─── Data to use ───

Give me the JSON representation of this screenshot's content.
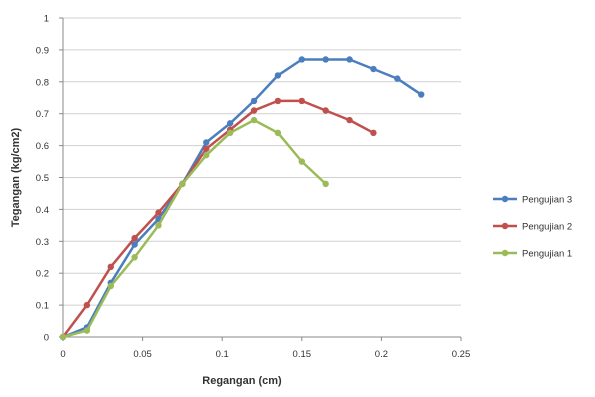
{
  "chart_data": {
    "type": "line",
    "title": "",
    "xlabel": "Regangan (cm)",
    "ylabel": "Tegangan (kg/cm2)",
    "xlim": [
      0,
      0.25
    ],
    "ylim": [
      0,
      1
    ],
    "x_ticks": [
      "0",
      "0.05",
      "0.1",
      "0.15",
      "0.2",
      "0.25"
    ],
    "y_ticks": [
      "0",
      "0.1",
      "0.2",
      "0.3",
      "0.4",
      "0.5",
      "0.6",
      "0.7",
      "0.8",
      "0.9",
      "1"
    ],
    "grid": true,
    "legend_position": "right",
    "series": [
      {
        "name": "Pengujian 3",
        "color": "#4a7ebf",
        "x": [
          0,
          0.015,
          0.03,
          0.045,
          0.06,
          0.075,
          0.09,
          0.105,
          0.12,
          0.135,
          0.15,
          0.165,
          0.18,
          0.195,
          0.21,
          0.225
        ],
        "y": [
          0,
          0.03,
          0.17,
          0.29,
          0.37,
          0.48,
          0.61,
          0.67,
          0.74,
          0.82,
          0.87,
          0.87,
          0.87,
          0.84,
          0.81,
          0.76
        ]
      },
      {
        "name": "Pengujian 2",
        "color": "#c0504d",
        "x": [
          0,
          0.015,
          0.03,
          0.045,
          0.06,
          0.075,
          0.09,
          0.105,
          0.12,
          0.135,
          0.15,
          0.165,
          0.18,
          0.195
        ],
        "y": [
          0,
          0.1,
          0.22,
          0.31,
          0.39,
          0.48,
          0.59,
          0.65,
          0.71,
          0.74,
          0.74,
          0.71,
          0.68,
          0.64
        ]
      },
      {
        "name": "Pengujian 1",
        "color": "#9bbb59",
        "x": [
          0,
          0.015,
          0.03,
          0.045,
          0.06,
          0.075,
          0.09,
          0.105,
          0.12,
          0.135,
          0.15,
          0.165
        ],
        "y": [
          0,
          0.02,
          0.16,
          0.25,
          0.35,
          0.48,
          0.57,
          0.64,
          0.68,
          0.64,
          0.55,
          0.48
        ]
      }
    ]
  }
}
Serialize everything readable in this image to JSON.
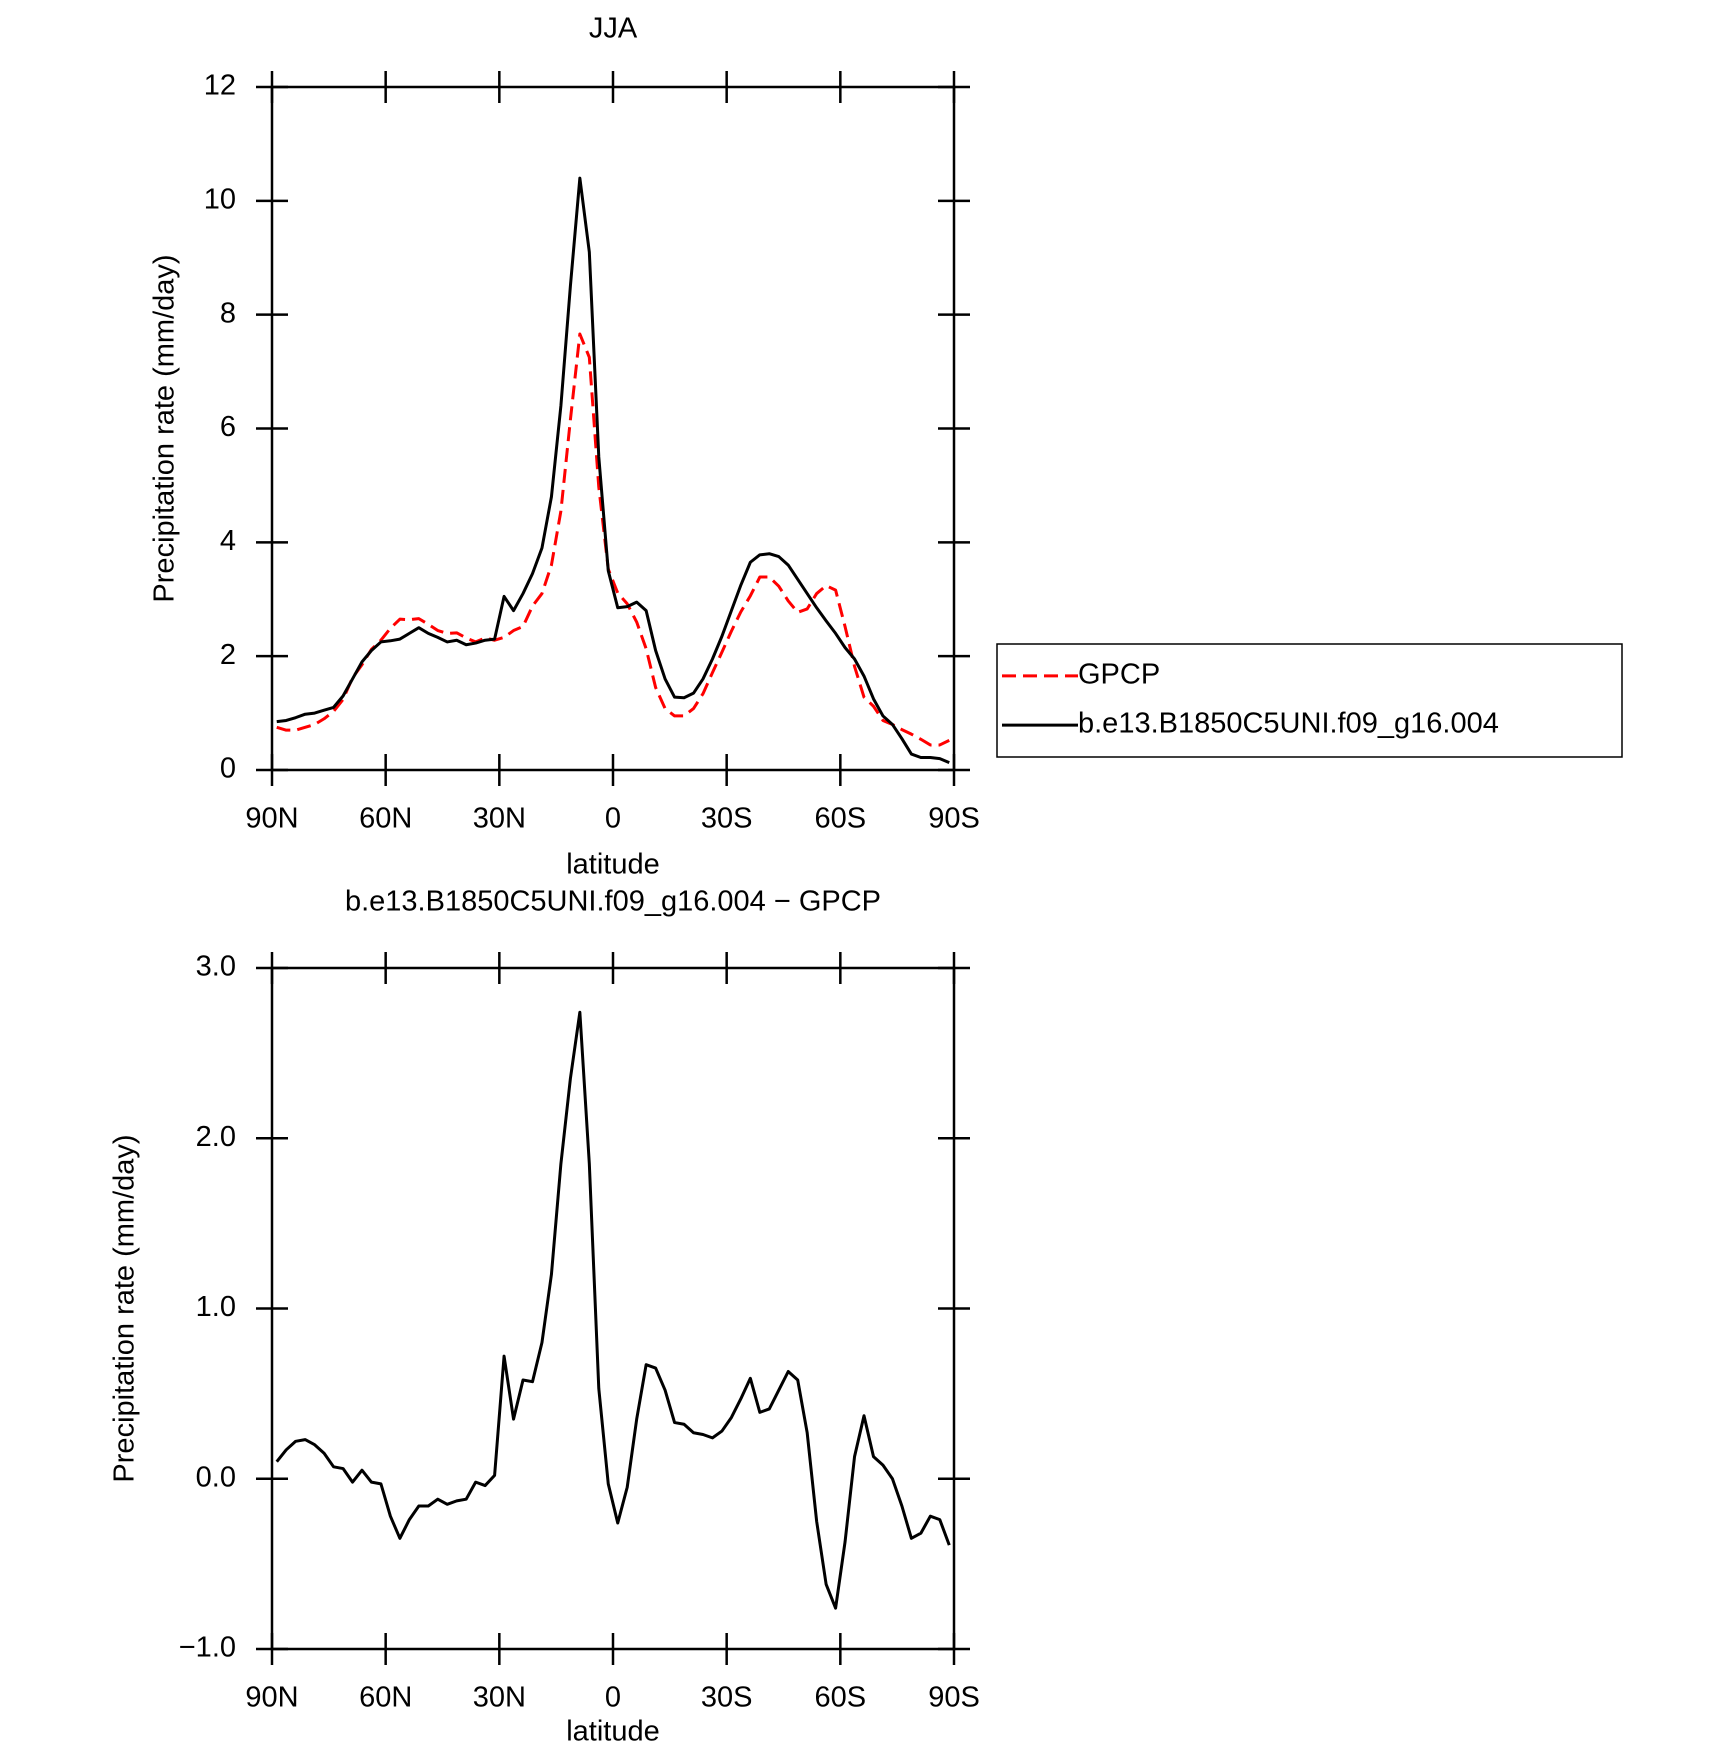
{
  "chart_data": [
    {
      "type": "line",
      "title": "JJA",
      "xlabel": "latitude",
      "ylabel": "Precipitation rate (mm/day)",
      "x": [
        88.75,
        86.25,
        83.75,
        81.25,
        78.75,
        76.25,
        73.75,
        71.25,
        68.75,
        66.25,
        63.75,
        61.25,
        58.75,
        56.25,
        53.75,
        51.25,
        48.75,
        46.25,
        43.75,
        41.25,
        38.75,
        36.25,
        33.75,
        31.25,
        28.75,
        26.25,
        23.75,
        21.25,
        18.75,
        16.25,
        13.75,
        11.25,
        8.75,
        6.25,
        3.75,
        1.25,
        -1.25,
        -3.75,
        -6.25,
        -8.75,
        -11.25,
        -13.75,
        -16.25,
        -18.75,
        -21.25,
        -23.75,
        -26.25,
        -28.75,
        -31.25,
        -33.75,
        -36.25,
        -38.75,
        -41.25,
        -43.75,
        -46.25,
        -48.75,
        -51.25,
        -53.75,
        -56.25,
        -58.75,
        -61.25,
        -63.75,
        -66.25,
        -68.75,
        -71.25,
        -73.75,
        -76.25,
        -78.75,
        -81.25,
        -83.75,
        -86.25,
        -88.75
      ],
      "series": [
        {
          "name": "GPCP",
          "color": "#ff0000",
          "line_style": "dashed",
          "values": [
            0.75,
            0.7,
            0.7,
            0.75,
            0.8,
            0.9,
            1.03,
            1.24,
            1.62,
            1.85,
            2.12,
            2.28,
            2.49,
            2.65,
            2.64,
            2.66,
            2.56,
            2.45,
            2.4,
            2.41,
            2.32,
            2.25,
            2.32,
            2.28,
            2.33,
            2.45,
            2.52,
            2.88,
            3.1,
            3.6,
            4.55,
            6.15,
            7.66,
            7.25,
            4.97,
            3.53,
            3.11,
            2.92,
            2.6,
            2.13,
            1.45,
            1.08,
            0.95,
            0.95,
            1.08,
            1.34,
            1.71,
            2.07,
            2.44,
            2.78,
            3.06,
            3.39,
            3.39,
            3.23,
            2.97,
            2.77,
            2.83,
            3.1,
            3.24,
            3.16,
            2.52,
            1.82,
            1.28,
            1.12,
            0.87,
            0.8,
            0.71,
            0.63,
            0.54,
            0.44,
            0.44,
            0.52
          ]
        },
        {
          "name": "b.e13.B1850C5UNI.f09_g16.004",
          "color": "#000000",
          "line_style": "solid",
          "values": [
            0.85,
            0.87,
            0.92,
            0.98,
            1.0,
            1.05,
            1.1,
            1.3,
            1.6,
            1.9,
            2.1,
            2.25,
            2.27,
            2.3,
            2.4,
            2.5,
            2.4,
            2.33,
            2.25,
            2.28,
            2.2,
            2.23,
            2.28,
            2.3,
            3.05,
            2.8,
            3.1,
            3.45,
            3.9,
            4.8,
            6.4,
            8.5,
            10.4,
            9.1,
            5.5,
            3.5,
            2.85,
            2.87,
            2.95,
            2.8,
            2.1,
            1.6,
            1.28,
            1.27,
            1.35,
            1.6,
            1.95,
            2.35,
            2.8,
            3.25,
            3.65,
            3.78,
            3.8,
            3.75,
            3.6,
            3.35,
            3.1,
            2.85,
            2.62,
            2.4,
            2.15,
            1.95,
            1.65,
            1.25,
            0.95,
            0.8,
            0.55,
            0.28,
            0.22,
            0.22,
            0.2,
            0.13
          ]
        }
      ],
      "xlim": [
        90,
        -90
      ],
      "xticks": [
        {
          "value": 90,
          "label": "90N"
        },
        {
          "value": 60,
          "label": "60N"
        },
        {
          "value": 30,
          "label": "30N"
        },
        0,
        {
          "value": -30,
          "label": "30S"
        },
        {
          "value": -60,
          "label": "60S"
        },
        {
          "value": -90,
          "label": "90S"
        }
      ],
      "ylim": [
        0,
        12
      ],
      "yticks": [
        0,
        2,
        4,
        6,
        8,
        10,
        12
      ],
      "legend": "right"
    },
    {
      "type": "line",
      "title": "b.e13.B1850C5UNI.f09_g16.004 − GPCP",
      "xlabel": "latitude",
      "ylabel": "Precipitation rate (mm/day)",
      "x": [
        88.75,
        86.25,
        83.75,
        81.25,
        78.75,
        76.25,
        73.75,
        71.25,
        68.75,
        66.25,
        63.75,
        61.25,
        58.75,
        56.25,
        53.75,
        51.25,
        48.75,
        46.25,
        43.75,
        41.25,
        38.75,
        36.25,
        33.75,
        31.25,
        28.75,
        26.25,
        23.75,
        21.25,
        18.75,
        16.25,
        13.75,
        11.25,
        8.75,
        6.25,
        3.75,
        1.25,
        -1.25,
        -3.75,
        -6.25,
        -8.75,
        -11.25,
        -13.75,
        -16.25,
        -18.75,
        -21.25,
        -23.75,
        -26.25,
        -28.75,
        -31.25,
        -33.75,
        -36.25,
        -38.75,
        -41.25,
        -43.75,
        -46.25,
        -48.75,
        -51.25,
        -53.75,
        -56.25,
        -58.75,
        -61.25,
        -63.75,
        -66.25,
        -68.75,
        -71.25,
        -73.75,
        -76.25,
        -78.75,
        -81.25,
        -83.75,
        -86.25,
        -88.75
      ],
      "series": [
        {
          "color": "#000000",
          "line_style": "solid",
          "values": [
            0.1,
            0.17,
            0.22,
            0.23,
            0.2,
            0.15,
            0.07,
            0.06,
            -0.02,
            0.05,
            -0.02,
            -0.03,
            -0.22,
            -0.35,
            -0.24,
            -0.16,
            -0.16,
            -0.12,
            -0.15,
            -0.13,
            -0.12,
            -0.02,
            -0.04,
            0.02,
            0.72,
            0.35,
            0.58,
            0.57,
            0.8,
            1.2,
            1.85,
            2.35,
            2.74,
            1.85,
            0.53,
            -0.03,
            -0.26,
            -0.05,
            0.35,
            0.67,
            0.65,
            0.52,
            0.33,
            0.32,
            0.27,
            0.26,
            0.24,
            0.28,
            0.36,
            0.47,
            0.59,
            0.39,
            0.41,
            0.52,
            0.63,
            0.58,
            0.27,
            -0.25,
            -0.62,
            -0.76,
            -0.37,
            0.13,
            0.37,
            0.13,
            0.08,
            0.0,
            -0.16,
            -0.35,
            -0.32,
            -0.22,
            -0.24,
            -0.39
          ]
        }
      ],
      "xlim": [
        90,
        -90
      ],
      "xticks": [
        {
          "value": 90,
          "label": "90N"
        },
        {
          "value": 60,
          "label": "60N"
        },
        {
          "value": 30,
          "label": "30N"
        },
        0,
        {
          "value": -30,
          "label": "30S"
        },
        {
          "value": -60,
          "label": "60S"
        },
        {
          "value": -90,
          "label": "90S"
        }
      ],
      "ylim": [
        -1,
        3
      ],
      "yticks": [
        {
          "value": -1,
          "label": "−1.0"
        },
        {
          "value": 0,
          "label": "0.0"
        },
        {
          "value": 1,
          "label": "1.0"
        },
        {
          "value": 2,
          "label": "2.0"
        },
        {
          "value": 3,
          "label": "3.0"
        }
      ]
    }
  ]
}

───

*Directive:*
How many lines in the listing above contain the string "this"? Answer with the number only.

*Exercise response:*
2